● ЗАДАНИЯ
1/ Ответьте по исходному тексту на три вопроса:
(а) Что показало, что авторы были правы, считая «единство» неосуществимой и вредной затеей?
(б) Что, согласно тексту, дала история войны и революции?
(в) В каком масштабе немедленное слияние было бы плюсом, а в каком минусом?
2/ Согласуются ли с исходным текстом эти утверждения? Ответьте «да» или «нет» и приведите точную цитату, на которой основан ответ.
(а) Партия с.-д. интернационалистов мыслится как организация безусловных единомышленников.
(б) Размежевание оборонцев и интернационалистов почти закончилось.
(в) Выход видится в немедленном слиянии с большевиками.

● ИСХОДНЫЙ ТЕКСТ
Мы полагали, что такое «единство» неосуществимая и вредная затея; и судьба Бюро, его бесславная смерть — показали нам, что мы были правы. В острый революционный перевод, в период ломки и оформления классов — нет места половинчатости, примиренчеству.

Но партия с.-д. интернационалистов не мыслится нами, как секта, организация безусловных единомышленников. И в нашей среде могут возникнуть и естественны крупные разногласия, но у нас есть общая основа; есть общий язык. И пусть меньшевики-интернационалисты иначе относятся к вопросу об организации власти — с ними у нас возможна общая работа; возможно и необходимо единство. Но если единство на основе программы и устава на выдерживает ни малейшей критики, то все же оно имеет под собою известную почву; в «последовательности» сторонникам такого единства отказать невозможно. Но совершенно уже непонятны с каких угодно точек зрения те нерешительные интернационалисты, которые предполагают созвать съезд на вышеприведенных основах и там уже на съезде расколоться с оборонцами. Рассчитывают, очевидно, на то, что они окажутся в большинстве и уйдут из партии (станут раскольниками) оборонцы. Таким образом в глазах всего пролетариата единой, подлинной РСДРП будут они — интернационалисты.

Такой расчет, во-первых, слишком «тонок», и от него пахнет совершенно неуместным дипломатничаньем, а, во-вторых, может случиться и обратное: в большинстве окажутся оборонцы и тогда авторитет «официальной партии» будет против интернационалистов. Пора бросить игру в прятки. Размежевание оборонцев и интернационалистов совершается с невероятной быстротой и этот процесс почти закончился. Поддерживать организационную связь с оборонцами, значит задерживать размежевания процесса. Пора отказаться от старых межевых знаков «большевизма» и «меньшевизма».

История войны и революции дала нам новое — интернационализм и социал-патриотизм — и ничего другого. Но сказать, что необходимо единство интернационалистов, еще не значит, сказать все. Единство? да, но как? Каковы пути к его осуществлению? Единство для нас не приемлемо в форме сепаратного слияния, скажем, с т.т. большевиками. Несмотря на то, что мы в центральных вопросах, поставленных революцией, с ними вполне сходимся. Было бы ошибкой, не исчерпав всех возможностей создания единой революционной с.-демократии — слиться немедля. В петербургском масштабе это было бы плюсом; во всероссийском — минусом. Выход мы видим не в таком слиянии, а в подготовке общими усилиями Всероссийского съезда с.-д. интернационалистов. Дело в том, что несмотря на «легальные возможности» партия наша лишь в периоде оформления.

Записи макетов на основе изображений
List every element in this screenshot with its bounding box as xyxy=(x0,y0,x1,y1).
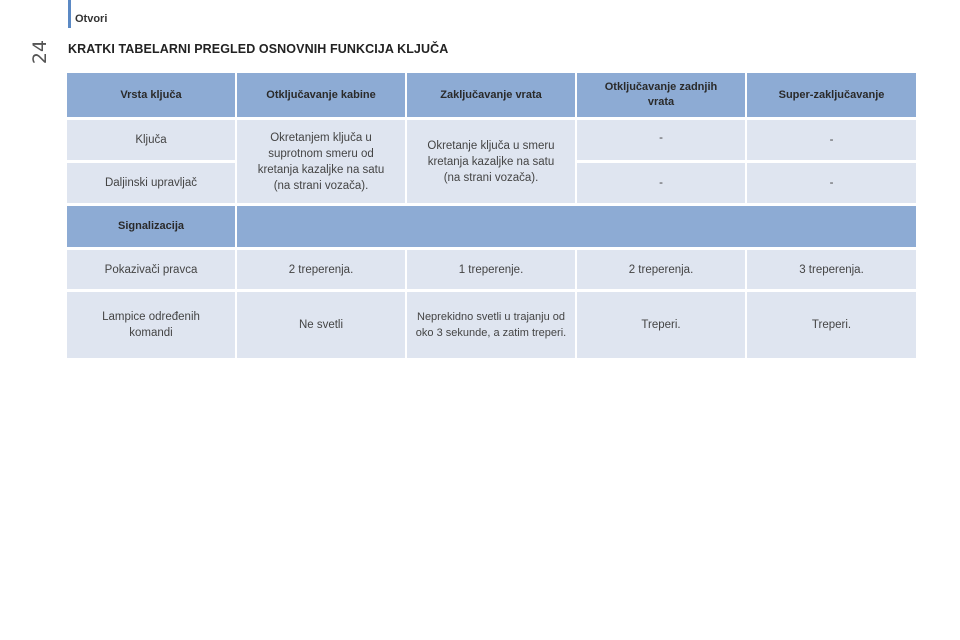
cell-key-super-lock: - xyxy=(747,120,916,160)
page-title: KRATKI TABELARNI PREGLED OSNOVNIH FUNKCIJA KLJUČA xyxy=(68,42,449,56)
cell-lamps-unlock-cab: Ne svetli xyxy=(237,292,405,358)
header-signalization: Signalizacija xyxy=(67,206,235,247)
cell-indicators-unlock-cab: 2 treperenja. xyxy=(237,250,405,289)
cell-lamps-super-lock: Treperi. xyxy=(747,292,916,358)
key-functions-table xyxy=(67,73,916,358)
header-lock-doors: Zaključavanje vrata xyxy=(407,73,575,117)
header-super-lock: Super-zaključavanje xyxy=(747,73,916,117)
page-number: 24 xyxy=(29,39,51,65)
cell-indicators-super-lock: 3 treperenja. xyxy=(747,250,916,289)
row-label-key: Ključa xyxy=(67,120,235,160)
header-unlock-cab: Otključavanje kabine xyxy=(237,73,405,117)
cell-unlock-cab-merged: Okretanjem ključa u suprotnom smeru od kretanja kazaljke na satu (na strani vozača). xyxy=(237,120,405,203)
cell-remote-super-lock: - xyxy=(747,163,916,203)
cell-remote-rear-unlock: - xyxy=(577,163,745,203)
cell-lock-doors-merged: Okretanje ključa u smeru kretanja kazaljke na satu (na strani vozača). xyxy=(407,120,575,203)
header-key-type: Vrsta ključa xyxy=(67,73,235,117)
row-label-lamps: Lampice određenih komandi xyxy=(67,292,235,358)
row-label-remote: Daljinski upravljač xyxy=(67,163,235,203)
cell-indicators-lock-doors: 1 treperenje. xyxy=(407,250,575,289)
section-accent-bar xyxy=(68,0,71,28)
cell-lamps-lock-doors: Neprekidno svetli u trajanju od oko 3 sekunde, a zatim treperi. xyxy=(407,292,575,358)
row-label-indicators: Pokazivači pravca xyxy=(67,250,235,289)
header-unlock-rear-doors: Otključavanje zadnjih vrata xyxy=(577,73,745,117)
section-label: Otvori xyxy=(75,13,108,25)
cell-indicators-rear-unlock: 2 treperenja. xyxy=(577,250,745,289)
cell-lamps-rear-unlock: Treperi. xyxy=(577,292,745,358)
cell-key-rear-unlock: - xyxy=(577,120,745,160)
header-signalization-span xyxy=(237,206,916,247)
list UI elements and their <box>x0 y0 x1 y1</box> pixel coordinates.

● ОТВЕТЫ
1/
(а) Судьба Бюро, его бесславная смерть.
(б) Интернационализм и социал-патриотизм, и ничего другого.
(в) В петербургском масштабе оно было бы плюсом, а во всероссийском минусом.

2/
(а) Нет: «Но партия с.-д. интернационалистов не мыслится нами, как секта, организация безусловных единомышленников».
(б) Да: «Размежевание оборонцев и интернационалистов совершается с невероятной быстротой и этот процесс почти закончился».
(в) Нет: «Выход мы видим не в таком слиянии, а в подготовке общими усилиями Всероссийского съезда с.-д. интернационалистов».